>> Begin Listed entries

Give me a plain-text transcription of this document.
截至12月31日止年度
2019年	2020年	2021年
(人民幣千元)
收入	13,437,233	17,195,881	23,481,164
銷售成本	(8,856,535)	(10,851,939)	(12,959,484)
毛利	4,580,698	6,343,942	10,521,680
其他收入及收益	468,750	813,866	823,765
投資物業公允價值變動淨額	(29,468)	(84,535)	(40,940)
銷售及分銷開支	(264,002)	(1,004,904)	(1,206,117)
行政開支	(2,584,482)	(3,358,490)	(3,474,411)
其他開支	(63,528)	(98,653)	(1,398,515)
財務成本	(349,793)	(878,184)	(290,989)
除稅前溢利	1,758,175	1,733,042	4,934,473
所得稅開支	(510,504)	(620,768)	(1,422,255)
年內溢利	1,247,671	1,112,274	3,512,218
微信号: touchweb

>> End Listed entries

**Exercise brief**. Above are some records. Print them all exactly.

**Exercise answer**.
Give me a plain-text transcription of this document.
截至12月31日止年度
2019年	2020年	2021年
(人民幣千元)
收入	13,437,233	17,195,881	23,481,164
銷售成本	(8,856,535)	(10,851,939)	(12,959,484)
毛利	4,580,698	6,343,942	10,521,680
其他收入及收益	468,750	813,866	823,765
投資物業公允價值變動淨額	(29,468)	(84,535)	(40,940)
銷售及分銷開支	(264,002)	(1,004,904)	(1,206,117)
行政開支	(2,584,482)	(3,358,490)	(3,474,411)
其他開支	(63,528)	(98,653)	(1,398,515)
財務成本	(349,793)	(878,184)	(290,989)
除稅前溢利	1,758,175	1,733,042	4,934,473
所得稅開支	(510,504)	(620,768)	(1,422,255)
年內溢利	1,247,671	1,112,274	3,512,218
微信号: touchweb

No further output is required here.